» **TO BE DONE**: Exactly as they appear, output all of the entries.

» **PROVIDED DATA**:
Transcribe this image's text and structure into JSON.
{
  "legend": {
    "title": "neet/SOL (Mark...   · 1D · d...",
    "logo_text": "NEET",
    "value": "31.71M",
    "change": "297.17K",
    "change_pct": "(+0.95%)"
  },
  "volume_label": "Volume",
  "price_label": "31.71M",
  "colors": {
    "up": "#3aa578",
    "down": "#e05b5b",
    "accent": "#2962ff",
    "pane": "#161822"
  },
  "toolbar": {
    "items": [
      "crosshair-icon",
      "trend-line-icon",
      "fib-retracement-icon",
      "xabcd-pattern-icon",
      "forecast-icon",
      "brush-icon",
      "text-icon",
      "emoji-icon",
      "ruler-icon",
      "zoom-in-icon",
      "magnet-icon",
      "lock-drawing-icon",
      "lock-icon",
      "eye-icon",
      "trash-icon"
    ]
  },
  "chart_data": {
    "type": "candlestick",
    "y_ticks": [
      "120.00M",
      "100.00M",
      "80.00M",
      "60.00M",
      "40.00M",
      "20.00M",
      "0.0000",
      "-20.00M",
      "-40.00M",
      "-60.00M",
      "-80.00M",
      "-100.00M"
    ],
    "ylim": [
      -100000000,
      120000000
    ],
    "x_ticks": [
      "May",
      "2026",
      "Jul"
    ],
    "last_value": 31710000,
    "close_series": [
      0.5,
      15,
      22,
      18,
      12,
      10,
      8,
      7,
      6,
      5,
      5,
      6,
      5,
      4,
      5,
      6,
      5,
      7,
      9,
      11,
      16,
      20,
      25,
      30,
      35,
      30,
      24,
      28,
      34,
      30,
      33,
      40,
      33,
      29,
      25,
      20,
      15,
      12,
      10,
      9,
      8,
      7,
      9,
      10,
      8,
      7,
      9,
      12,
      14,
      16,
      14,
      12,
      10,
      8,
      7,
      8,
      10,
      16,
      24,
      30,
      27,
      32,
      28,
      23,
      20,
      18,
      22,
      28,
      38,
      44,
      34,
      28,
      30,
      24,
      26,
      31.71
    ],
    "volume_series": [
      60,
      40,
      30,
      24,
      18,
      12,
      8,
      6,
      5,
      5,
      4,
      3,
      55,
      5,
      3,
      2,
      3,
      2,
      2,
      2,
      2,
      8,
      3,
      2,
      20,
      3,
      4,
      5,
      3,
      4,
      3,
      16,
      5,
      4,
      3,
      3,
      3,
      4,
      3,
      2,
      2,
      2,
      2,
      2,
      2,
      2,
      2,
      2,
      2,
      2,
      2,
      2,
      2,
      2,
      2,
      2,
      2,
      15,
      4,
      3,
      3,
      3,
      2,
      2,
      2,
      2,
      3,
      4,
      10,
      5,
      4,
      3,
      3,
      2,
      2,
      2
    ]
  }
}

» **ANSWER BELOW**:
Transcribe this image's text and structure into JSON.
{
  "legend": {
    "title": "neet/SOL (Mark...   · 1D · d...",
    "logo_text": "NEET",
    "value": "31.71M",
    "change": "297.17K",
    "change_pct": "(+0.95%)"
  },
  "volume_label": "Volume",
  "price_label": "31.71M",
  "colors": {
    "up": "#3aa578",
    "down": "#e05b5b",
    "accent": "#2962ff",
    "pane": "#161822"
  },
  "toolbar": {
    "items": [
      "crosshair-icon",
      "trend-line-icon",
      "fib-retracement-icon",
      "xabcd-pattern-icon",
      "forecast-icon",
      "brush-icon",
      "text-icon",
      "emoji-icon",
      "ruler-icon",
      "zoom-in-icon",
      "magnet-icon",
      "lock-drawing-icon",
      "lock-icon",
      "eye-icon",
      "trash-icon"
    ]
  },
  "chart_data": {
    "type": "candlestick",
    "y_ticks": [
      "120.00M",
      "100.00M",
      "80.00M",
      "60.00M",
      "40.00M",
      "20.00M",
      "0.0000",
      "-20.00M",
      "-40.00M",
      "-60.00M",
      "-80.00M",
      "-100.00M"
    ],
    "ylim": [
      -100000000,
      120000000
    ],
    "x_ticks": [
      "May",
      "2026",
      "Jul"
    ],
    "last_value": 31710000,
    "close_series": [
      0.5,
      15,
      22,
      18,
      12,
      10,
      8,
      7,
      6,
      5,
      5,
      6,
      5,
      4,
      5,
      6,
      5,
      7,
      9,
      11,
      16,
      20,
      25,
      30,
      35,
      30,
      24,
      28,
      34,
      30,
      33,
      40,
      33,
      29,
      25,
      20,
      15,
      12,
      10,
      9,
      8,
      7,
      9,
      10,
      8,
      7,
      9,
      12,
      14,
      16,
      14,
      12,
      10,
      8,
      7,
      8,
      10,
      16,
      24,
      30,
      27,
      32,
      28,
      23,
      20,
      18,
      22,
      28,
      38,
      44,
      34,
      28,
      30,
      24,
      26,
      31.71
    ],
    "volume_series": [
      60,
      40,
      30,
      24,
      18,
      12,
      8,
      6,
      5,
      5,
      4,
      3,
      55,
      5,
      3,
      2,
      3,
      2,
      2,
      2,
      2,
      8,
      3,
      2,
      20,
      3,
      4,
      5,
      3,
      4,
      3,
      16,
      5,
      4,
      3,
      3,
      3,
      4,
      3,
      2,
      2,
      2,
      2,
      2,
      2,
      2,
      2,
      2,
      2,
      2,
      2,
      2,
      2,
      2,
      2,
      2,
      2,
      15,
      4,
      3,
      3,
      3,
      2,
      2,
      2,
      2,
      3,
      4,
      10,
      5,
      4,
      3,
      3,
      2,
      2,
      2
    ]
  }
}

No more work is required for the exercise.